──────── DATA FOR THIS TASK
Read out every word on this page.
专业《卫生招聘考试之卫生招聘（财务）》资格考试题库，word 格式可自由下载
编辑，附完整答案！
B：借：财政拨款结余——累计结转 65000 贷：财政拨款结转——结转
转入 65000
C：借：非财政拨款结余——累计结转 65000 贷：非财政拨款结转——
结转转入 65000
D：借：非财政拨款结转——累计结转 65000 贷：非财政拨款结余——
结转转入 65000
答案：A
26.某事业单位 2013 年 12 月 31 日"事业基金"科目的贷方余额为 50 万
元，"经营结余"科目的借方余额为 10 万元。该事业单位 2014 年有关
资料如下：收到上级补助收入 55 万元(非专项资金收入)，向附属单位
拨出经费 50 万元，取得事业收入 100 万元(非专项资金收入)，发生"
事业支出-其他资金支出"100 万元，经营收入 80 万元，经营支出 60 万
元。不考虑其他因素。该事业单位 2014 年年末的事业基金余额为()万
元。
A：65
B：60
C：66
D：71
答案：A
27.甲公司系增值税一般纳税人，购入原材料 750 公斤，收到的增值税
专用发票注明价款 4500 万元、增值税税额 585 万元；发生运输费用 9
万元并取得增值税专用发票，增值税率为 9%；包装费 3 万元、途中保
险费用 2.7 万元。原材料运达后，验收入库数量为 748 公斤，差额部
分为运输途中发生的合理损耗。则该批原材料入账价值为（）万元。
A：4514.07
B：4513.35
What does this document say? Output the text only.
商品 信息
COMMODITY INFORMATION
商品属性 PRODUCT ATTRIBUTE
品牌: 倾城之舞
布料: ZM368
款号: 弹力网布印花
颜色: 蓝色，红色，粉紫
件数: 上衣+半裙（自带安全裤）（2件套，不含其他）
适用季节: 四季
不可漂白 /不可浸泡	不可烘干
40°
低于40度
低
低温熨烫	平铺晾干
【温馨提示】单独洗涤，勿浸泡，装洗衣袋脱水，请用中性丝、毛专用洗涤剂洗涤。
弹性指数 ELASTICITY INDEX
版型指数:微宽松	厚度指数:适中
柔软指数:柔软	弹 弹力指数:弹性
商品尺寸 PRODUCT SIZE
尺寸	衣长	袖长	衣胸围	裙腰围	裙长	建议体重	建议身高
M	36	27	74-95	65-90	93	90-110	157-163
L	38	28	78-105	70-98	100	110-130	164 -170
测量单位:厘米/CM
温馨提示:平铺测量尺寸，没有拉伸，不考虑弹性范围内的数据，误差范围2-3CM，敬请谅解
────────────────
The records above need to be transcribed in full. Keep every character unchanged.

THE OUTPUT =>
Read out every word on this page.
专业《卫生招聘考试之卫生招聘（财务）》资格考试题库，word 格式可自由下载
编辑，附完整答案！
B：借：财政拨款结余——累计结转 65000 贷：财政拨款结转——结转
转入 65000
C：借：非财政拨款结余——累计结转 65000 贷：非财政拨款结转——
结转转入 65000
D：借：非财政拨款结转——累计结转 65000 贷：非财政拨款结余——
结转转入 65000
答案：A
26.某事业单位 2013 年 12 月 31 日"事业基金"科目的贷方余额为 50 万
元，"经营结余"科目的借方余额为 10 万元。该事业单位 2014 年有关
资料如下：收到上级补助收入 55 万元(非专项资金收入)，向附属单位
拨出经费 50 万元，取得事业收入 100 万元(非专项资金收入)，发生"
事业支出-其他资金支出"100 万元，经营收入 80 万元，经营支出 60 万
元。不考虑其他因素。该事业单位 2014 年年末的事业基金余额为()万
元。
A：65
B：60
C：66
D：71
答案：A
27.甲公司系增值税一般纳税人，购入原材料 750 公斤，收到的增值税
专用发票注明价款 4500 万元、增值税税额 585 万元；发生运输费用 9
万元并取得增值税专用发票，增值税率为 9%；包装费 3 万元、途中保
险费用 2.7 万元。原材料运达后，验收入库数量为 748 公斤，差额部
分为运输途中发生的合理损耗。则该批原材料入账价值为（）万元。
A：4514.07
B：4513.35
What does this document say? Output the text only.
商品 信息
COMMODITY INFORMATION
商品属性 PRODUCT ATTRIBUTE
品牌: 倾城之舞
布料: ZM368
款号: 弹力网布印花
颜色: 蓝色，红色，粉紫
件数: 上衣+半裙（自带安全裤）（2件套，不含其他）
适用季节: 四季
不可漂白 /不可浸泡	不可烘干
40°
低于40度
低
低温熨烫	平铺晾干
【温馨提示】单独洗涤，勿浸泡，装洗衣袋脱水，请用中性丝、毛专用洗涤剂洗涤。
弹性指数 ELASTICITY INDEX
版型指数:微宽松	厚度指数:适中
柔软指数:柔软	弹 弹力指数:弹性
商品尺寸 PRODUCT SIZE
尺寸	衣长	袖长	衣胸围	裙腰围	裙长	建议体重	建议身高
M	36	27	74-95	65-90	93	90-110	157-163
L	38	28	78-105	70-98	100	110-130	164 -170
测量单位:厘米/CM
温馨提示:平铺测量尺寸，没有拉伸，不考虑弹性范围内的数据，误差范围2-3CM，敬请谅解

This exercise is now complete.